*Short task:*
Each record that follows should be repeated exactly, minus any images.

*Material supplied:*
>> START

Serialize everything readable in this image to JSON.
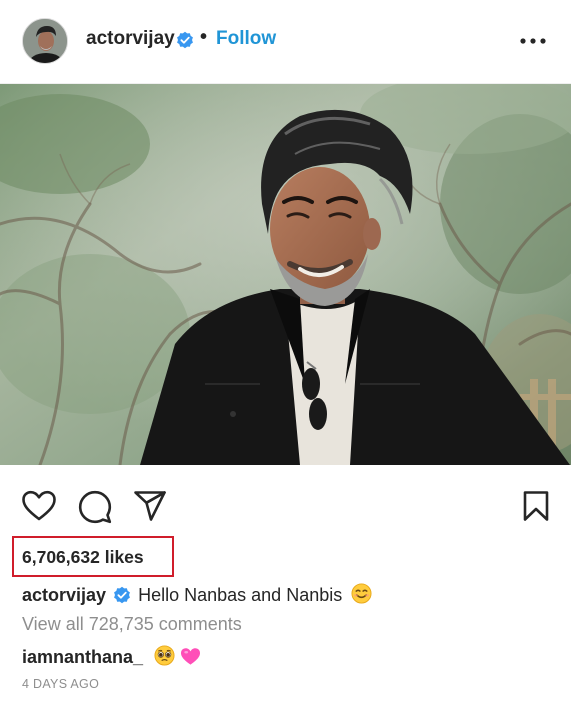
{
  "post": {
    "author": "actorvijay",
    "separator": "•",
    "follow_label": "Follow",
    "likes_text": "6,706,632 likes",
    "caption_user": "actorvijay",
    "caption_text": "Hello Nanbas and Nanbis",
    "view_comments_label": "View all 728,735 comments",
    "comment_user": "iamnanthana_",
    "timestamp": "4 DAYS AGO"
  },
  "icons": {
    "more": "more-options-icon",
    "like": "heart-icon",
    "comment": "comment-bubble-icon",
    "share": "paper-plane-icon",
    "save": "bookmark-icon",
    "verified": "verified-badge-icon",
    "caption_emoji": "smiling-face-emoji",
    "comment_emojis": [
      "pleading-face-emoji",
      "pink-heart-emoji"
    ]
  },
  "colors": {
    "follow_blue": "#2095d6",
    "verified_blue": "#3897f0",
    "highlight_red": "#d01d2b",
    "muted_gray": "#8e8e8e",
    "text": "#262626"
  }
}
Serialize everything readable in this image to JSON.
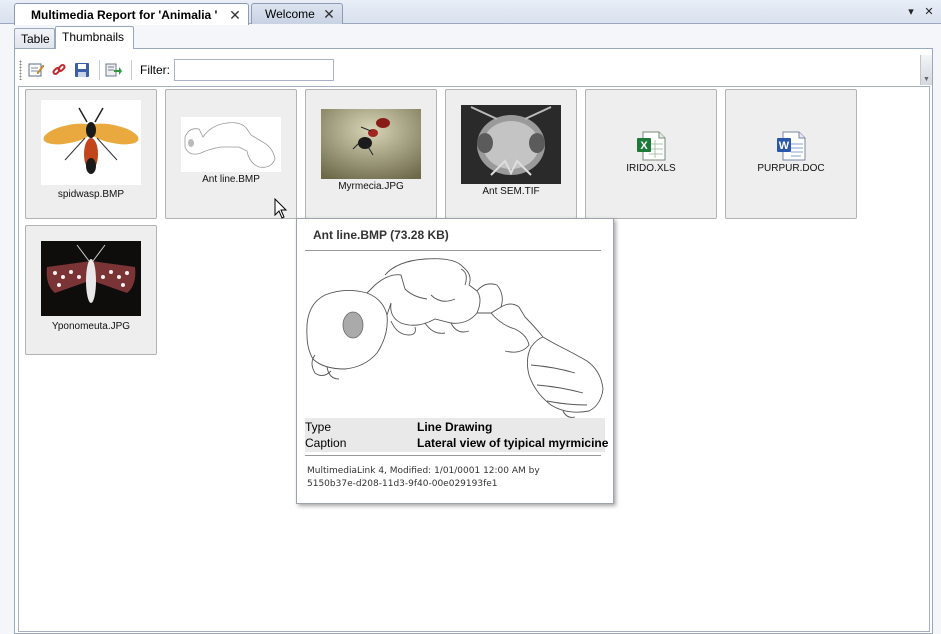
{
  "doc_tabs": [
    {
      "label": "Multimedia Report for 'Animalia '",
      "active": true
    },
    {
      "label": "Welcome",
      "active": false
    }
  ],
  "view_tabs": [
    "Table",
    "Thumbnails"
  ],
  "toolbar": {
    "buttons": [
      "edit-icon",
      "link-icon",
      "save-icon",
      "export-icon"
    ],
    "filter_label": "Filter:",
    "filter_value": ""
  },
  "thumbnails": [
    {
      "caption": "spidwasp.BMP"
    },
    {
      "caption": "Ant line.BMP"
    },
    {
      "caption": "Myrmecia.JPG"
    },
    {
      "caption": "Ant SEM.TIF"
    },
    {
      "caption": "IRIDO.XLS"
    },
    {
      "caption": "PURPUR.DOC"
    },
    {
      "caption": "Yponomeuta.JPG"
    }
  ],
  "tooltip": {
    "title": "Ant line.BMP (73.28 KB)",
    "type_label": "Type",
    "type_value": "Line Drawing",
    "caption_label": "Caption",
    "caption_value": "Lateral view of tyipical myrmicine",
    "footer_line1": "MultimediaLink 4, Modified: 1/01/0001 12:00 AM by",
    "footer_line2": "5150b37e-d208-11d3-9f40-00e029193fe1"
  },
  "colors": {
    "tab_border": "#8d9bb4",
    "thumb_bg": "#eeeeee",
    "excel_green": "#1f7a3a",
    "word_blue": "#2a57a8"
  }
}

>> END

*Problem solution:*
Serialize everything readable in this image to JSON.
{
  "post": {
    "author": "actorvijay",
    "separator": "•",
    "follow_label": "Follow",
    "likes_text": "6,706,632 likes",
    "caption_user": "actorvijay",
    "caption_text": "Hello Nanbas and Nanbis",
    "view_comments_label": "View all 728,735 comments",
    "comment_user": "iamnanthana_",
    "timestamp": "4 DAYS AGO"
  },
  "icons": {
    "more": "more-options-icon",
    "like": "heart-icon",
    "comment": "comment-bubble-icon",
    "share": "paper-plane-icon",
    "save": "bookmark-icon",
    "verified": "verified-badge-icon",
    "caption_emoji": "smiling-face-emoji",
    "comment_emojis": [
      "pleading-face-emoji",
      "pink-heart-emoji"
    ]
  },
  "colors": {
    "follow_blue": "#2095d6",
    "verified_blue": "#3897f0",
    "highlight_red": "#d01d2b",
    "muted_gray": "#8e8e8e",
    "text": "#262626"
  }
}
Serialize everything readable in this image to JSON.
{
  "doc_tabs": [
    {
      "label": "Multimedia Report for 'Animalia '",
      "active": true
    },
    {
      "label": "Welcome",
      "active": false
    }
  ],
  "view_tabs": [
    "Table",
    "Thumbnails"
  ],
  "toolbar": {
    "buttons": [
      "edit-icon",
      "link-icon",
      "save-icon",
      "export-icon"
    ],
    "filter_label": "Filter:",
    "filter_value": ""
  },
  "thumbnails": [
    {
      "caption": "spidwasp.BMP"
    },
    {
      "caption": "Ant line.BMP"
    },
    {
      "caption": "Myrmecia.JPG"
    },
    {
      "caption": "Ant SEM.TIF"
    },
    {
      "caption": "IRIDO.XLS"
    },
    {
      "caption": "PURPUR.DOC"
    },
    {
      "caption": "Yponomeuta.JPG"
    }
  ],
  "tooltip": {
    "title": "Ant line.BMP (73.28 KB)",
    "type_label": "Type",
    "type_value": "Line Drawing",
    "caption_label": "Caption",
    "caption_value": "Lateral view of tyipical myrmicine",
    "footer_line1": "MultimediaLink 4, Modified: 1/01/0001 12:00 AM by",
    "footer_line2": "5150b37e-d208-11d3-9f40-00e029193fe1"
  },
  "colors": {
    "tab_border": "#8d9bb4",
    "thumb_bg": "#eeeeee",
    "excel_green": "#1f7a3a",
    "word_blue": "#2a57a8"
  }
}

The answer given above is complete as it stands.